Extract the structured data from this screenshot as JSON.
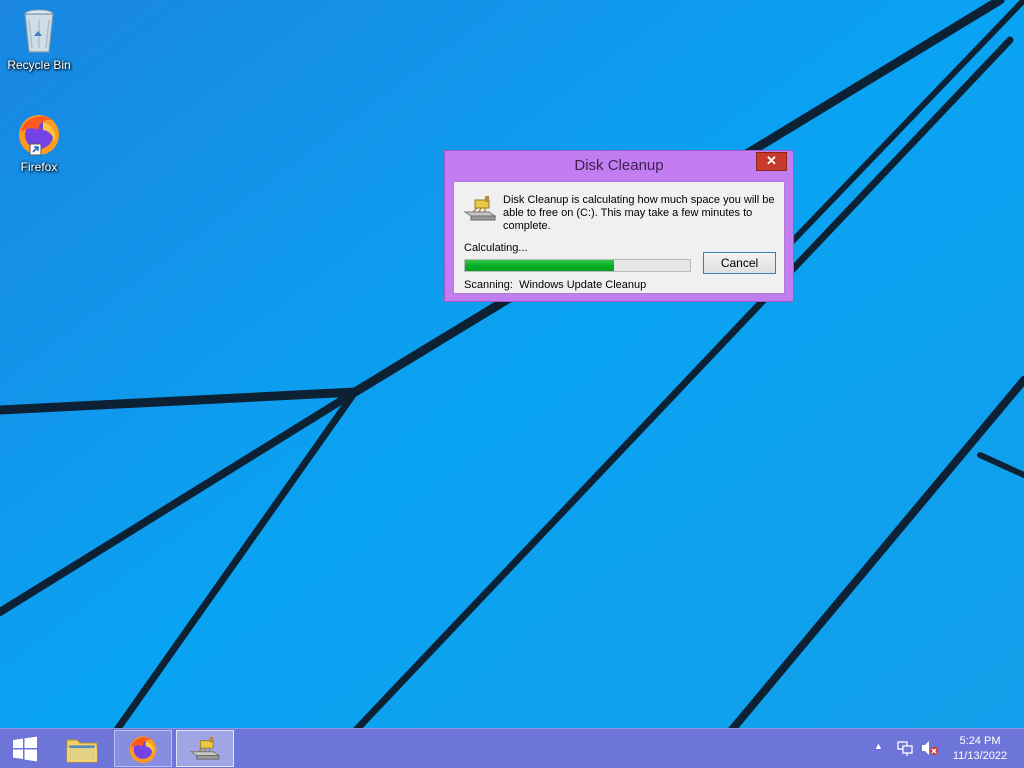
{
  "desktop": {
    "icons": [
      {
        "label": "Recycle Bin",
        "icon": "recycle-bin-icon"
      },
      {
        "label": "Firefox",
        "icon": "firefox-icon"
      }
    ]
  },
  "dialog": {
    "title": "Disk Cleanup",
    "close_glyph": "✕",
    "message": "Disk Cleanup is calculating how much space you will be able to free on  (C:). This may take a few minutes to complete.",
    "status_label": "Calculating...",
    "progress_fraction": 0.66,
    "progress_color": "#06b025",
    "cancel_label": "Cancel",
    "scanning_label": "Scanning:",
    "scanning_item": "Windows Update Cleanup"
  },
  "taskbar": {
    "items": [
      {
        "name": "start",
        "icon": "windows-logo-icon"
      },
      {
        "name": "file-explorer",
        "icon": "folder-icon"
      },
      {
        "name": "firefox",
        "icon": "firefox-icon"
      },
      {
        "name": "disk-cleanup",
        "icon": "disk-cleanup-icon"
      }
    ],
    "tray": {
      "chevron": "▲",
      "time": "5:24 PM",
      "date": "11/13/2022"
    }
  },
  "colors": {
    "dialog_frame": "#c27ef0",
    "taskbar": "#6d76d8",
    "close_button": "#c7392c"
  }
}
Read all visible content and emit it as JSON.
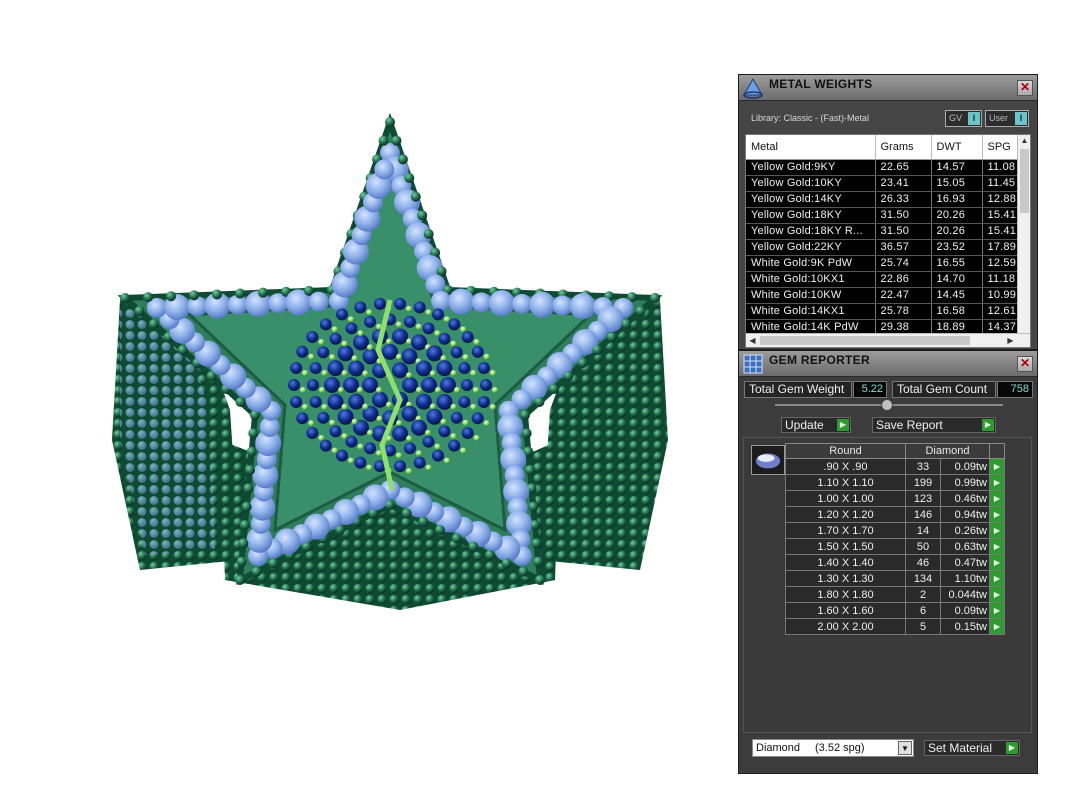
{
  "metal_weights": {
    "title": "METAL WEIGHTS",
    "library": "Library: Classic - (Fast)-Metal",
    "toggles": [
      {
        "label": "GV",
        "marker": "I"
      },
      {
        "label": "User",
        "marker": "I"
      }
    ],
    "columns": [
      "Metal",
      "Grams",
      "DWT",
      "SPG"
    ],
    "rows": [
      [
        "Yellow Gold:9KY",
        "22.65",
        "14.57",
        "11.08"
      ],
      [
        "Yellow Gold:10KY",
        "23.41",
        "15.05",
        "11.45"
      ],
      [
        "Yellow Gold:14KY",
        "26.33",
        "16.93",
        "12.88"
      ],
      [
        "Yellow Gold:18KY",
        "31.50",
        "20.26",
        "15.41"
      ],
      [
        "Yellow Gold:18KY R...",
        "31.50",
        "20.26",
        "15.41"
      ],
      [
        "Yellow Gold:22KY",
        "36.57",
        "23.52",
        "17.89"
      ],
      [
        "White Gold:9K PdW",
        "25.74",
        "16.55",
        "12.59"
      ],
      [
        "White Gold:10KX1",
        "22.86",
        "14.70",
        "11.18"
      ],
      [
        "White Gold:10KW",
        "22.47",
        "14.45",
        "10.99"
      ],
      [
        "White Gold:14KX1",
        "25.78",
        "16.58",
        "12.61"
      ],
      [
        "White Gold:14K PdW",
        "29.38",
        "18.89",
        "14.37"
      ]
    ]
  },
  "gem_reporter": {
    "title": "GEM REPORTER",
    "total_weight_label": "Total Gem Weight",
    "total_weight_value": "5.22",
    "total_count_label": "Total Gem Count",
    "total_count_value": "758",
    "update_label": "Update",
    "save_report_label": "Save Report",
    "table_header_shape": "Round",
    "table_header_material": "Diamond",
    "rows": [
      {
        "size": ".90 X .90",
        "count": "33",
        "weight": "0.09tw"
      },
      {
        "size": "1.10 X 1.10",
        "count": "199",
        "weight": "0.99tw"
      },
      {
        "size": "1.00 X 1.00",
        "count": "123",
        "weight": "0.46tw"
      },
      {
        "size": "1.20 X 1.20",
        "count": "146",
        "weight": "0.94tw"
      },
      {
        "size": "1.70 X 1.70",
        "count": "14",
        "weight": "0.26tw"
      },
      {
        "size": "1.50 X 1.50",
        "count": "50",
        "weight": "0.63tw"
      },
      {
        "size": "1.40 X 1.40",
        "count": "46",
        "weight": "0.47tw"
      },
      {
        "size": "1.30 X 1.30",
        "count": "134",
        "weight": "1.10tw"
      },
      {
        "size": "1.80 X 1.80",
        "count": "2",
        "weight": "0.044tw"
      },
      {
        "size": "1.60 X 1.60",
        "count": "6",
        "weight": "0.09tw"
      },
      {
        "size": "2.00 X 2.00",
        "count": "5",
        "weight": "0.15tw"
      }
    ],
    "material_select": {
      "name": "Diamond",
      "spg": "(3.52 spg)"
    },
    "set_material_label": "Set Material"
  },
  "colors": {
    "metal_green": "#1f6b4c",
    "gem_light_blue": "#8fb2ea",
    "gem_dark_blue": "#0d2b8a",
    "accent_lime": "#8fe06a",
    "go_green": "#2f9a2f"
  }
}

Task goal
Pick each line holding the word "Update" out of the data and copy it.

Solution to this problem
    "scanning_item": "Windows Update Cleanup"
    "update_label": "Update",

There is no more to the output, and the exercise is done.